Stated task = Examine each line of the data. Copy those that contain the string "marker".

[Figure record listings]

++++++++++++++++++++

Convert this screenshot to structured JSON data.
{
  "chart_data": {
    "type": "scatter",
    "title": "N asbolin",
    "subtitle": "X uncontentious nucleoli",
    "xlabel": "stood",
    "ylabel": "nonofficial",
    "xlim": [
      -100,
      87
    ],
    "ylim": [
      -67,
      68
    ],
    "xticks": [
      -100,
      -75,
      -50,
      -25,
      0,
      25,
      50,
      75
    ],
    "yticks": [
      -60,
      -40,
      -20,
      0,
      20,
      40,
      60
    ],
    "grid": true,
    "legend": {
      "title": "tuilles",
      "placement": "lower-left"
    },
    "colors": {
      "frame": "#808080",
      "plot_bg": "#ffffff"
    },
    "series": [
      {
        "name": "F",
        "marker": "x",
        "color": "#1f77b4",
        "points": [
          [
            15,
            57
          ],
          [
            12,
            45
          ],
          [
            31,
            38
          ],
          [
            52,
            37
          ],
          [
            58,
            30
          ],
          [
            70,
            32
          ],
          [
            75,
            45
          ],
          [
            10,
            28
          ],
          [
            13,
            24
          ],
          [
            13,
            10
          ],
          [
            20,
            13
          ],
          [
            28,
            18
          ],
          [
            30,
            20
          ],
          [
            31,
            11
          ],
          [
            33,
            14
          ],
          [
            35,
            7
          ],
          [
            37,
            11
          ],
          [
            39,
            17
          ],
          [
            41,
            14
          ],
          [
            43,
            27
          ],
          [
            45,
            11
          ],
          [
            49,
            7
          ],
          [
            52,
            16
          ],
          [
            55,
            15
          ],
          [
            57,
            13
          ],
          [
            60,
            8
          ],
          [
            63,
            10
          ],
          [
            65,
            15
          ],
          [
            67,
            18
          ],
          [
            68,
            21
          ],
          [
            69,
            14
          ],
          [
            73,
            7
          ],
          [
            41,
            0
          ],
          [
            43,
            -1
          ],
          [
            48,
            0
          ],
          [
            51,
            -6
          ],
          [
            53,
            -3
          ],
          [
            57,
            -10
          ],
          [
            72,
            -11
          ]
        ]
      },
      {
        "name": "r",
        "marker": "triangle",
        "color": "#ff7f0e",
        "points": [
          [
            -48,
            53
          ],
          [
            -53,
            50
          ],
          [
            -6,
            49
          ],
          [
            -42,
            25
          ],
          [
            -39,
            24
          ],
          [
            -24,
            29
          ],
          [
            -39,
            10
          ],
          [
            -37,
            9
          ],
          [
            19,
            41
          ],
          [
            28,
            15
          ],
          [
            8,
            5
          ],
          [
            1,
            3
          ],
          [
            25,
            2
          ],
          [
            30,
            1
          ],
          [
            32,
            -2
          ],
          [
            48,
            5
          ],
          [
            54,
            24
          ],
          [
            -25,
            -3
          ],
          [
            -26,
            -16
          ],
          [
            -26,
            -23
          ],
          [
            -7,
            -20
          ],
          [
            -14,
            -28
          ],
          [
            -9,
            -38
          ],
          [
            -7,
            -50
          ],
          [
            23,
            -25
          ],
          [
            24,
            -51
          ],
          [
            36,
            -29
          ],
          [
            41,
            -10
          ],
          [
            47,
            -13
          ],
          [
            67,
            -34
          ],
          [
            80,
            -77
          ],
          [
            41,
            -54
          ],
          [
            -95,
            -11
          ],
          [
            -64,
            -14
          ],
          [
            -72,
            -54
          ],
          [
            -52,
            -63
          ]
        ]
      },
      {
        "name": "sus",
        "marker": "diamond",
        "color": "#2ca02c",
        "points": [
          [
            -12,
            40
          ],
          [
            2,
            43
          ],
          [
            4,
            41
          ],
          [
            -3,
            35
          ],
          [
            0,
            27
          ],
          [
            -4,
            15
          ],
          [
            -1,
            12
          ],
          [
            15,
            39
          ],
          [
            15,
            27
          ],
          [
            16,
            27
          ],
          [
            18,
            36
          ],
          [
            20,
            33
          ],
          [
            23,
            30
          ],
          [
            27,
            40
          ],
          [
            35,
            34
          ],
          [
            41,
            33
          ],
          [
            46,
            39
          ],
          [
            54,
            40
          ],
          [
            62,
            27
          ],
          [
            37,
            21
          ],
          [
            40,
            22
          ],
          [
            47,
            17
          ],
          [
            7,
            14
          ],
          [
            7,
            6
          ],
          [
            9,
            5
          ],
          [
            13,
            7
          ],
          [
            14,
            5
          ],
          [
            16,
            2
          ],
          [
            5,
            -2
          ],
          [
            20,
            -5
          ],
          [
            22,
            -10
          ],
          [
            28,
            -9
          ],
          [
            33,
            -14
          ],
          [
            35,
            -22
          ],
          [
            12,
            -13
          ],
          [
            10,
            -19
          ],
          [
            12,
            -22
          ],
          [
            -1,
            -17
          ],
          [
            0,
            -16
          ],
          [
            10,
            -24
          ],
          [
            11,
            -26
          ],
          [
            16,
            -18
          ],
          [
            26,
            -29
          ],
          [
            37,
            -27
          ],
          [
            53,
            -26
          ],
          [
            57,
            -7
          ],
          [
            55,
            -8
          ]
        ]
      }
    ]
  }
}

++++++++++++++++++++

Result below =
        "marker": "x",
        "marker": "triangle",
        "marker": "diamond",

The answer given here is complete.